**YOUR OBJECTIVE:** In the listing below, count the lines with "risk" and report only the figure.

**INPUT MATERIAL:**
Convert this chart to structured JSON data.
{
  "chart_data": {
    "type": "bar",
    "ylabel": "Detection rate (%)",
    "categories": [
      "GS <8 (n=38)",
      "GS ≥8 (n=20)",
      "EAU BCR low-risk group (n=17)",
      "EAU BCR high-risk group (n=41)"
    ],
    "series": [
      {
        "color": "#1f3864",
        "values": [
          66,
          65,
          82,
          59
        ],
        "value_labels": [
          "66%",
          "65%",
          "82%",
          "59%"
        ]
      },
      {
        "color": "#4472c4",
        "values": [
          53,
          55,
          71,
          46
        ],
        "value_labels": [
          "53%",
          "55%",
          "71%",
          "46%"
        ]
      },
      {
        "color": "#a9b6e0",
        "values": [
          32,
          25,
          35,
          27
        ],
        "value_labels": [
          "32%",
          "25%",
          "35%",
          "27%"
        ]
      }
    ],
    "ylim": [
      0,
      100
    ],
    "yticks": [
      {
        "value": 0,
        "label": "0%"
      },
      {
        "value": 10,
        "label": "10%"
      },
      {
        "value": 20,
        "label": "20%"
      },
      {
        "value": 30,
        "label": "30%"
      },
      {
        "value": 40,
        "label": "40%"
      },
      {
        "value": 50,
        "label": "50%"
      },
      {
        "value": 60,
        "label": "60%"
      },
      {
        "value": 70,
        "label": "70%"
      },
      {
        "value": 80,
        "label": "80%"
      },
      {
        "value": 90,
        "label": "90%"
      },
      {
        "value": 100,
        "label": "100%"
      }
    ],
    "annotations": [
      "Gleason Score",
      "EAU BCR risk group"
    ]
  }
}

**OUTPUT OF THE EXERCISE:** 3